Exclude images, then output the remaining data verbatim.

● **Data entries**:
** START **
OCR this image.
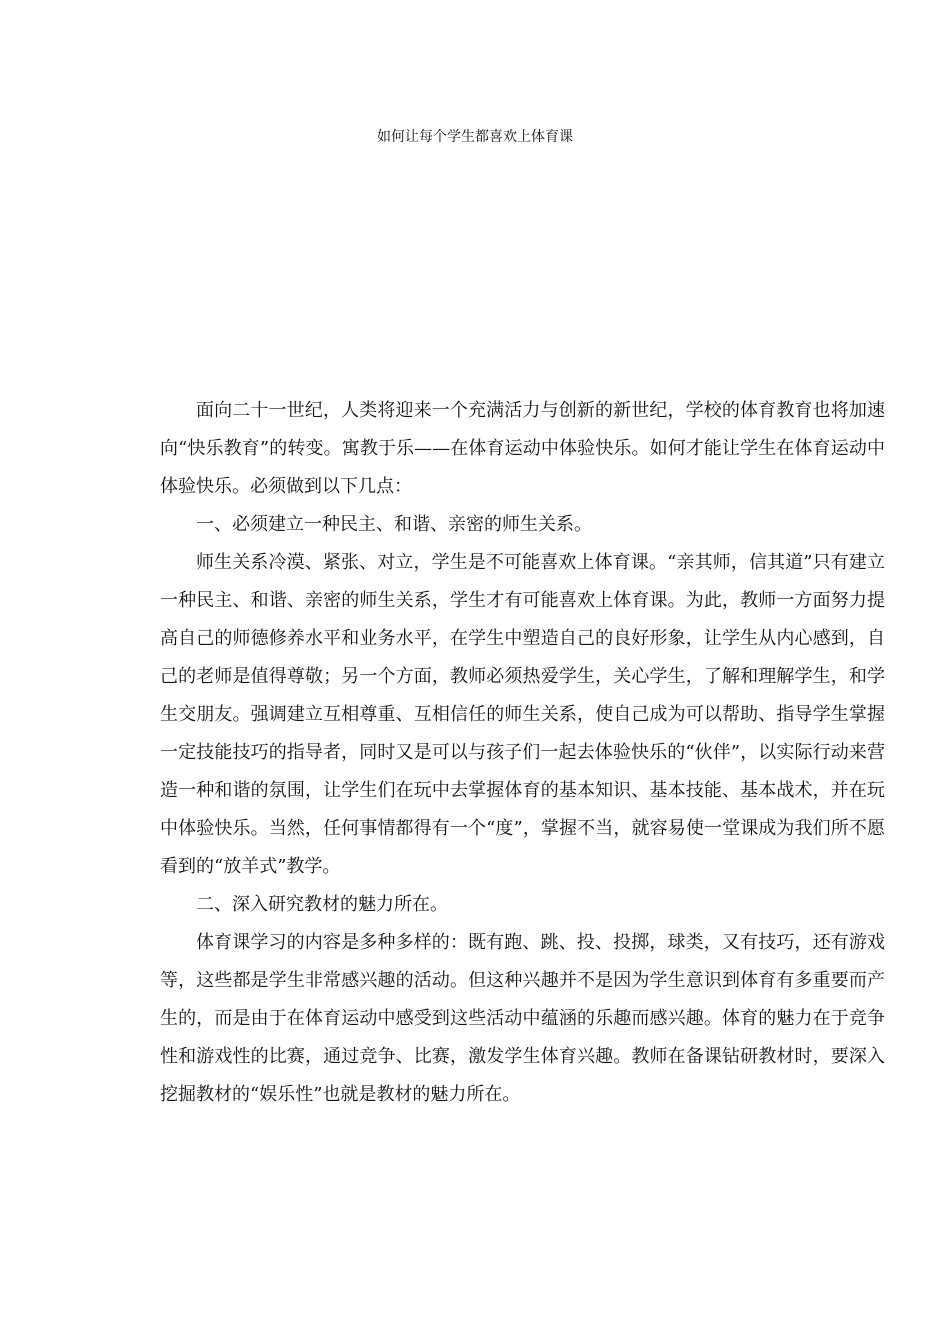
如何让每个学生都喜欢上体育课

面向二十一世纪，人类将迎来一个充满活力与创新的新世纪，学校的体育教育也将加速向“快乐教育”的转变。寓教于乐——在体育运动中体验快乐。如何才能让学生在体育运动中体验快乐。必须做到以下几点：

一、必须建立一种民主、和谐、亲密的师生关系。

师生关系冷漠、紧张、对立，学生是不可能喜欢上体育课。“亲其师，信其道”只有建立一种民主、和谐、亲密的师生关系，学生才有可能喜欢上体育课。为此，教师一方面努力提高自己的师德修养水平和业务水平，在学生中塑造自己的良好形象，让学生从内心感到，自己的老师是值得尊敬；另一个方面，教师必须热爱学生，关心学生，了解和理解学生，和学生交朋友。强调建立互相尊重、互相信任的师生关系，使自己成为可以帮助、指导学生掌握一定技能技巧的指导者，同时又是可以与孩子们一起去体验快乐的“伙伴”，以实际行动来营造一种和谐的氛围，让学生们在玩中去掌握体育的基本知识、基本技能、基本战术，并在玩中体验快乐。当然，任何事情都得有一个“度”，掌握不当，就容易使一堂课成为我们所不愿看到的“放羊式”教学。

二、深入研究教材的魅力所在。

体育课学习的内容是多种多样的：既有跑、跳、投、投掷，球类，又有技巧，还有游戏等，这些都是学生非常感兴趣的活动。但这种兴趣并不是因为学生意识到体育有多重要而产生的，而是由于在体育运动中感受到这些活动中蕴涵的乐趣而感兴趣。体育的魅力在于竞争性和游戏性的比赛，通过竞争、比赛，激发学生体育兴趣。教师在备课钻研教材时，要深入挖掘教材的“娱乐性”也就是教材的魅力所在。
** END **
● **CORRECT RESPONSE**:
OCR this image.
如何让每个学生都喜欢上体育课

面向二十一世纪，人类将迎来一个充满活力与创新的新世纪，学校的体育教育也将加速向“快乐教育”的转变。寓教于乐——在体育运动中体验快乐。如何才能让学生在体育运动中体验快乐。必须做到以下几点：

一、必须建立一种民主、和谐、亲密的师生关系。

师生关系冷漠、紧张、对立，学生是不可能喜欢上体育课。“亲其师，信其道”只有建立一种民主、和谐、亲密的师生关系，学生才有可能喜欢上体育课。为此，教师一方面努力提高自己的师德修养水平和业务水平，在学生中塑造自己的良好形象，让学生从内心感到，自己的老师是值得尊敬；另一个方面，教师必须热爱学生，关心学生，了解和理解学生，和学生交朋友。强调建立互相尊重、互相信任的师生关系，使自己成为可以帮助、指导学生掌握一定技能技巧的指导者，同时又是可以与孩子们一起去体验快乐的“伙伴”，以实际行动来营造一种和谐的氛围，让学生们在玩中去掌握体育的基本知识、基本技能、基本战术，并在玩中体验快乐。当然，任何事情都得有一个“度”，掌握不当，就容易使一堂课成为我们所不愿看到的“放羊式”教学。

二、深入研究教材的魅力所在。

体育课学习的内容是多种多样的：既有跑、跳、投、投掷，球类，又有技巧，还有游戏等，这些都是学生非常感兴趣的活动。但这种兴趣并不是因为学生意识到体育有多重要而产生的，而是由于在体育运动中感受到这些活动中蕴涵的乐趣而感兴趣。体育的魅力在于竞争性和游戏性的比赛，通过竞争、比赛，激发学生体育兴趣。教师在备课钻研教材时，要深入挖掘教材的“娱乐性”也就是教材的魅力所在。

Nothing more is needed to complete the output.